→ Short problem:
Write out each line that follows exactly as it stands, without the pictures.

→ Data section:

* * * * * * * * *

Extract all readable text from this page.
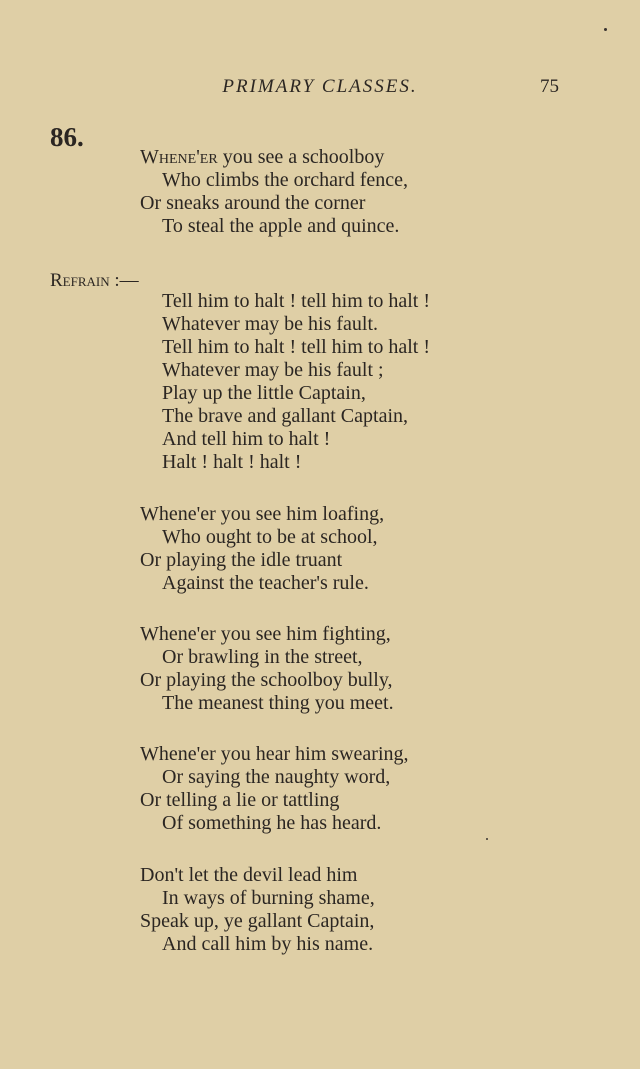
PRIMARY CLASSES.	75
86.
Whene'er you see a schoolboy
Who climbs the orchard fence,
Or sneaks around the corner
To steal the apple and quince.
Refrain :—
Tell him to halt ! tell him to halt !
Whatever may be his fault.
Tell him to halt ! tell him to halt !
Whatever may be his fault ;
Play up the little Captain,
The brave and gallant Captain,
And tell him to halt !
Halt ! halt ! halt !
Whene'er you see him loafing,
Who ought to be at school,
Or playing the idle truant
Against the teacher's rule.
Whene'er you see him fighting,
Or brawling in the street,
Or playing the schoolboy bully,
The meanest thing you meet.
Whene'er you hear him swearing,
Or saying the naughty word,
Or telling a lie or tattling
Of something he has heard.
Don't let the devil lead him
In ways of burning shame,
Speak up, ye gallant Captain,
And call him by his name.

* * * * * * * * *

→ Answer to this problem:
Extract all readable text from this page.
PRIMARY CLASSES.	75
86.
Whene'er you see a schoolboy
Who climbs the orchard fence,
Or sneaks around the corner
To steal the apple and quince.
Refrain :—
Tell him to halt ! tell him to halt !
Whatever may be his fault.
Tell him to halt ! tell him to halt !
Whatever may be his fault ;
Play up the little Captain,
The brave and gallant Captain,
And tell him to halt !
Halt ! halt ! halt !
Whene'er you see him loafing,
Who ought to be at school,
Or playing the idle truant
Against the teacher's rule.
Whene'er you see him fighting,
Or brawling in the street,
Or playing the schoolboy bully,
The meanest thing you meet.
Whene'er you hear him swearing,
Or saying the naughty word,
Or telling a lie or tattling
Of something he has heard.
Don't let the devil lead him
In ways of burning shame,
Speak up, ye gallant Captain,
And call him by his name.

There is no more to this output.